» What is expected
The listing must be reproduced in full, exactly as it stands.

» Entries from a dataset

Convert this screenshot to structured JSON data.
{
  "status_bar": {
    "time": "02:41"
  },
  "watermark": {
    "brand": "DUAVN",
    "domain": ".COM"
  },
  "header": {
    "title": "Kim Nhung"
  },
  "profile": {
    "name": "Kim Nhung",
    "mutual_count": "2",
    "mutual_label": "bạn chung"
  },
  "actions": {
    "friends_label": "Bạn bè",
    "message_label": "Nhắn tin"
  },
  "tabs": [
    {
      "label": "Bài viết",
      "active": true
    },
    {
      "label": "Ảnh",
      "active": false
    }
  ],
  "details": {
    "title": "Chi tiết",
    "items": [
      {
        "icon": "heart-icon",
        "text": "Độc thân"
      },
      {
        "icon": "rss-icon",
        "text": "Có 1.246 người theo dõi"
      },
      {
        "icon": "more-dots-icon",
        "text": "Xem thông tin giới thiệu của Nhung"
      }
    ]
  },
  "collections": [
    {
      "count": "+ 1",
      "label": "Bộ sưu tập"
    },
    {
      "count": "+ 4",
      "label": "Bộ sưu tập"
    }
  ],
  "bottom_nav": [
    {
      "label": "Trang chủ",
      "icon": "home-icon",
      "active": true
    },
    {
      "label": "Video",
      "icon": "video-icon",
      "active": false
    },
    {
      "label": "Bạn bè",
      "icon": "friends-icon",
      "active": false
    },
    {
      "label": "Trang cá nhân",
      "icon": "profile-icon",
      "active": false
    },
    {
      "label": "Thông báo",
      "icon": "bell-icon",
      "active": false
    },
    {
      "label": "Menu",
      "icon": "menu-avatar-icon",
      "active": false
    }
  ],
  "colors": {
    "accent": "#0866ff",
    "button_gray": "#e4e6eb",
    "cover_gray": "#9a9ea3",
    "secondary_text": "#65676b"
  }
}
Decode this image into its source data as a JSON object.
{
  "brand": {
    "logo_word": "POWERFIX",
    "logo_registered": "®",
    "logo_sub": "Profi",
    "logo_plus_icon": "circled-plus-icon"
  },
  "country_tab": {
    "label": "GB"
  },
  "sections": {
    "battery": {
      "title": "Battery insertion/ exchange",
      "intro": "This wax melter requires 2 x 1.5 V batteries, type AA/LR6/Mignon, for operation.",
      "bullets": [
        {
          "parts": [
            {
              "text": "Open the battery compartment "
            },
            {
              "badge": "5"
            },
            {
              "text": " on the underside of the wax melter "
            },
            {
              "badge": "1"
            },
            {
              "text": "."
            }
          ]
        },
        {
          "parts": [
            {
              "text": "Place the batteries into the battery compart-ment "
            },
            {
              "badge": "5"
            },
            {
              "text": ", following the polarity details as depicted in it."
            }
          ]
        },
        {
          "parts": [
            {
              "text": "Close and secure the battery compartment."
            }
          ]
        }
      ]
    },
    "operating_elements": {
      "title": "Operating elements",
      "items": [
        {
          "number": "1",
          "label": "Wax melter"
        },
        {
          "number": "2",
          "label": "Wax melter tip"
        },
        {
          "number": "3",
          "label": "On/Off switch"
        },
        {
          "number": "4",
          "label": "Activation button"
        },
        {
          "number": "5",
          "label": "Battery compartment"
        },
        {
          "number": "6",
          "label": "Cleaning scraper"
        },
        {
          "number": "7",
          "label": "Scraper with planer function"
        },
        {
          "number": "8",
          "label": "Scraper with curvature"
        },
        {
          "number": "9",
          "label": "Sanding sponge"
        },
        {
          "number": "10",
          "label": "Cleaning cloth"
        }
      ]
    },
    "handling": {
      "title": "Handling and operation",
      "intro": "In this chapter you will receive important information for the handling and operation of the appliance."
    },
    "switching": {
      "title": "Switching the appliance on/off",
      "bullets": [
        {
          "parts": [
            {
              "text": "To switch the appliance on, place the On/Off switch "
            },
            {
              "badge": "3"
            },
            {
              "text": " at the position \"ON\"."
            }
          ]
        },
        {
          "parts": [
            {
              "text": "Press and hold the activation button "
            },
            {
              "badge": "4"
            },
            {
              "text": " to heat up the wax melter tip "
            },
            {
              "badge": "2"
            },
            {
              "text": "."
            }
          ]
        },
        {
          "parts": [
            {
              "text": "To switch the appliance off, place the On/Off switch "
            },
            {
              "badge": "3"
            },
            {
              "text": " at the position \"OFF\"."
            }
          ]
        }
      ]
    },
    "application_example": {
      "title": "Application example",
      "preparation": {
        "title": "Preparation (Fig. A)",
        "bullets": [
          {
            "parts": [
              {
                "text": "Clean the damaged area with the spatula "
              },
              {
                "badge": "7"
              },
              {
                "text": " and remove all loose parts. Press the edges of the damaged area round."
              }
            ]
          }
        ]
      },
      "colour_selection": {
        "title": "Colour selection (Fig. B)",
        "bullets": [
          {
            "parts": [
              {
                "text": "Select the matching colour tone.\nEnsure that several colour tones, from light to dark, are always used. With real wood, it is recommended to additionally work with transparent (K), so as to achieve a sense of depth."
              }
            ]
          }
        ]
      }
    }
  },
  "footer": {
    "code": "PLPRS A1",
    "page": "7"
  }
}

» Task solution
Convert this screenshot to structured JSON data.
{
  "status_bar": {
    "time": "02:41"
  },
  "watermark": {
    "brand": "DUAVN",
    "domain": ".COM"
  },
  "header": {
    "title": "Kim Nhung"
  },
  "profile": {
    "name": "Kim Nhung",
    "mutual_count": "2",
    "mutual_label": "bạn chung"
  },
  "actions": {
    "friends_label": "Bạn bè",
    "message_label": "Nhắn tin"
  },
  "tabs": [
    {
      "label": "Bài viết",
      "active": true
    },
    {
      "label": "Ảnh",
      "active": false
    }
  ],
  "details": {
    "title": "Chi tiết",
    "items": [
      {
        "icon": "heart-icon",
        "text": "Độc thân"
      },
      {
        "icon": "rss-icon",
        "text": "Có 1.246 người theo dõi"
      },
      {
        "icon": "more-dots-icon",
        "text": "Xem thông tin giới thiệu của Nhung"
      }
    ]
  },
  "collections": [
    {
      "count": "+ 1",
      "label": "Bộ sưu tập"
    },
    {
      "count": "+ 4",
      "label": "Bộ sưu tập"
    }
  ],
  "bottom_nav": [
    {
      "label": "Trang chủ",
      "icon": "home-icon",
      "active": true
    },
    {
      "label": "Video",
      "icon": "video-icon",
      "active": false
    },
    {
      "label": "Bạn bè",
      "icon": "friends-icon",
      "active": false
    },
    {
      "label": "Trang cá nhân",
      "icon": "profile-icon",
      "active": false
    },
    {
      "label": "Thông báo",
      "icon": "bell-icon",
      "active": false
    },
    {
      "label": "Menu",
      "icon": "menu-avatar-icon",
      "active": false
    }
  ],
  "colors": {
    "accent": "#0866ff",
    "button_gray": "#e4e6eb",
    "cover_gray": "#9a9ea3",
    "secondary_text": "#65676b"
  }
}
Decode this image into its source data as a JSON object.
{
  "brand": {
    "logo_word": "POWERFIX",
    "logo_registered": "®",
    "logo_sub": "Profi",
    "logo_plus_icon": "circled-plus-icon"
  },
  "country_tab": {
    "label": "GB"
  },
  "sections": {
    "battery": {
      "title": "Battery insertion/ exchange",
      "intro": "This wax melter requires 2 x 1.5 V batteries, type AA/LR6/Mignon, for operation.",
      "bullets": [
        {
          "parts": [
            {
              "text": "Open the battery compartment "
            },
            {
              "badge": "5"
            },
            {
              "text": " on the underside of the wax melter "
            },
            {
              "badge": "1"
            },
            {
              "text": "."
            }
          ]
        },
        {
          "parts": [
            {
              "text": "Place the batteries into the battery compart-ment "
            },
            {
              "badge": "5"
            },
            {
              "text": ", following the polarity details as depicted in it."
            }
          ]
        },
        {
          "parts": [
            {
              "text": "Close and secure the battery compartment."
            }
          ]
        }
      ]
    },
    "operating_elements": {
      "title": "Operating elements",
      "items": [
        {
          "number": "1",
          "label": "Wax melter"
        },
        {
          "number": "2",
          "label": "Wax melter tip"
        },
        {
          "number": "3",
          "label": "On/Off switch"
        },
        {
          "number": "4",
          "label": "Activation button"
        },
        {
          "number": "5",
          "label": "Battery compartment"
        },
        {
          "number": "6",
          "label": "Cleaning scraper"
        },
        {
          "number": "7",
          "label": "Scraper with planer function"
        },
        {
          "number": "8",
          "label": "Scraper with curvature"
        },
        {
          "number": "9",
          "label": "Sanding sponge"
        },
        {
          "number": "10",
          "label": "Cleaning cloth"
        }
      ]
    },
    "handling": {
      "title": "Handling and operation",
      "intro": "In this chapter you will receive important information for the handling and operation of the appliance."
    },
    "switching": {
      "title": "Switching the appliance on/off",
      "bullets": [
        {
          "parts": [
            {
              "text": "To switch the appliance on, place the On/Off switch "
            },
            {
              "badge": "3"
            },
            {
              "text": " at the position \"ON\"."
            }
          ]
        },
        {
          "parts": [
            {
              "text": "Press and hold the activation button "
            },
            {
              "badge": "4"
            },
            {
              "text": " to heat up the wax melter tip "
            },
            {
              "badge": "2"
            },
            {
              "text": "."
            }
          ]
        },
        {
          "parts": [
            {
              "text": "To switch the appliance off, place the On/Off switch "
            },
            {
              "badge": "3"
            },
            {
              "text": " at the position \"OFF\"."
            }
          ]
        }
      ]
    },
    "application_example": {
      "title": "Application example",
      "preparation": {
        "title": "Preparation (Fig. A)",
        "bullets": [
          {
            "parts": [
              {
                "text": "Clean the damaged area with the spatula "
              },
              {
                "badge": "7"
              },
              {
                "text": " and remove all loose parts. Press the edges of the damaged area round."
              }
            ]
          }
        ]
      },
      "colour_selection": {
        "title": "Colour selection (Fig. B)",
        "bullets": [
          {
            "parts": [
              {
                "text": "Select the matching colour tone.\nEnsure that several colour tones, from light to dark, are always used. With real wood, it is recommended to additionally work with transparent (K), so as to achieve a sense of depth."
              }
            ]
          }
        ]
      }
    }
  },
  "footer": {
    "code": "PLPRS A1",
    "page": "7"
  }
}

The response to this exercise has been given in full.